§ The problem: In the entries below, find every line holding the string "party" and collect it.

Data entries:
——————————

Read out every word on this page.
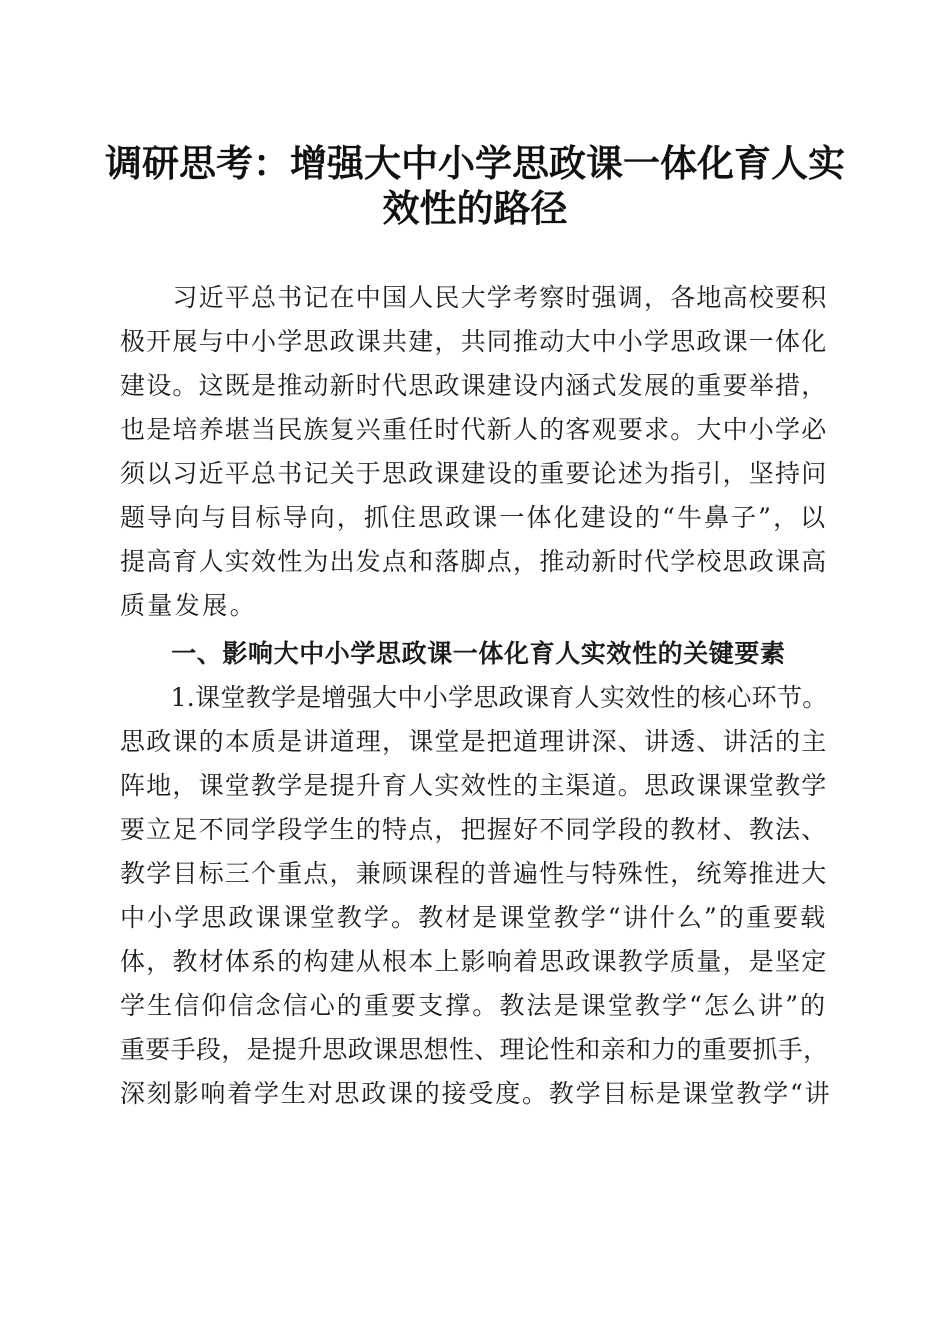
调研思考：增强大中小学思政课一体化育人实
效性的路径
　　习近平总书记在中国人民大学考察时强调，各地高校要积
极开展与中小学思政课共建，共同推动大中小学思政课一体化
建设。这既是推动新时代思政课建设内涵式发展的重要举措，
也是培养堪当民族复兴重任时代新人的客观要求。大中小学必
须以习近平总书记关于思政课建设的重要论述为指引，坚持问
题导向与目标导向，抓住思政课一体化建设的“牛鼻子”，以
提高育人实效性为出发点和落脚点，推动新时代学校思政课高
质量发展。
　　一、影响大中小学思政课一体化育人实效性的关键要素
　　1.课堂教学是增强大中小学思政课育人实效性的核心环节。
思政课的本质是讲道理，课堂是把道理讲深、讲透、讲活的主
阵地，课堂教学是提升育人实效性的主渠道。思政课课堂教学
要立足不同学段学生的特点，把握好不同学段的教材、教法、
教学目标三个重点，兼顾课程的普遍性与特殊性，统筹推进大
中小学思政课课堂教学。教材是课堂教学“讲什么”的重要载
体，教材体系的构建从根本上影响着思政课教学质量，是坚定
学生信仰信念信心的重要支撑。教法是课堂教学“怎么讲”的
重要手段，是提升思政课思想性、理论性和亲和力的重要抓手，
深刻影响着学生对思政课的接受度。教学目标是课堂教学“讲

——————————

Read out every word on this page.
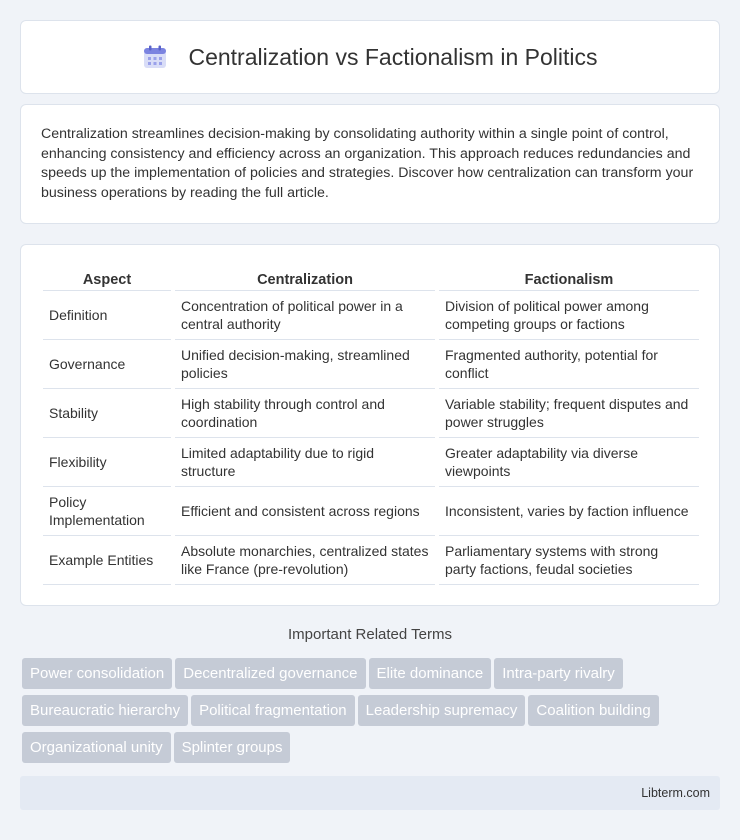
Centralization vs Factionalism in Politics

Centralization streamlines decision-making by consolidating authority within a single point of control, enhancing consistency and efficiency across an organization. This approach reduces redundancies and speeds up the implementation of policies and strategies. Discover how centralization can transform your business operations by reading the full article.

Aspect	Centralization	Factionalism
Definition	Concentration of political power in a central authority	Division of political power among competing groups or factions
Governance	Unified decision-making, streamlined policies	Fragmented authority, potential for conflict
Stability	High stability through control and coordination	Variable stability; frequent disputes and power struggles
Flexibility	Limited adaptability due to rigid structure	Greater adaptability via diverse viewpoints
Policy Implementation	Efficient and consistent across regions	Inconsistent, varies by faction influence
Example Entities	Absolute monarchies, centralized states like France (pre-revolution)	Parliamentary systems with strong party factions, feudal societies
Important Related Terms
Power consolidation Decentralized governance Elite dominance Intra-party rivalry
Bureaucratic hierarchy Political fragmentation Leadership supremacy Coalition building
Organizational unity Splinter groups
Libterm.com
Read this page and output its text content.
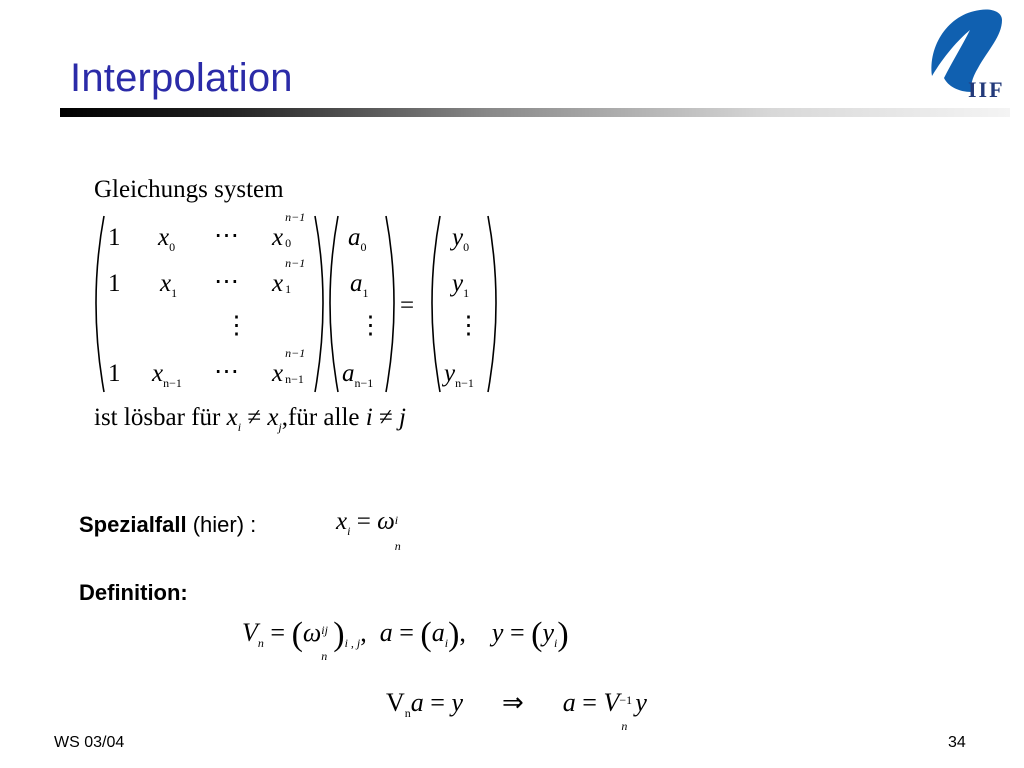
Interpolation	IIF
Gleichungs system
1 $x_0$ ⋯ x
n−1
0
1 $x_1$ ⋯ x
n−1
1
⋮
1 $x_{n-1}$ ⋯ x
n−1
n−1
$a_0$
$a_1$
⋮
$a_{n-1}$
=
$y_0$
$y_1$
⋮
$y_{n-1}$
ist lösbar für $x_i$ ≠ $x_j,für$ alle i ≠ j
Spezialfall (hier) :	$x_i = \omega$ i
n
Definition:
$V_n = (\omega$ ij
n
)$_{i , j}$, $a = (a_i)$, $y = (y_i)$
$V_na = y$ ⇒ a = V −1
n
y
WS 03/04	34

——————————

§ Full solution:
Example Entities	Absolute monarchies, centralized states like France (pre-revolution)	Parliamentary systems with strong party factions, feudal societies
Power consolidation Decentralized governance Elite dominance Intra-party rivalry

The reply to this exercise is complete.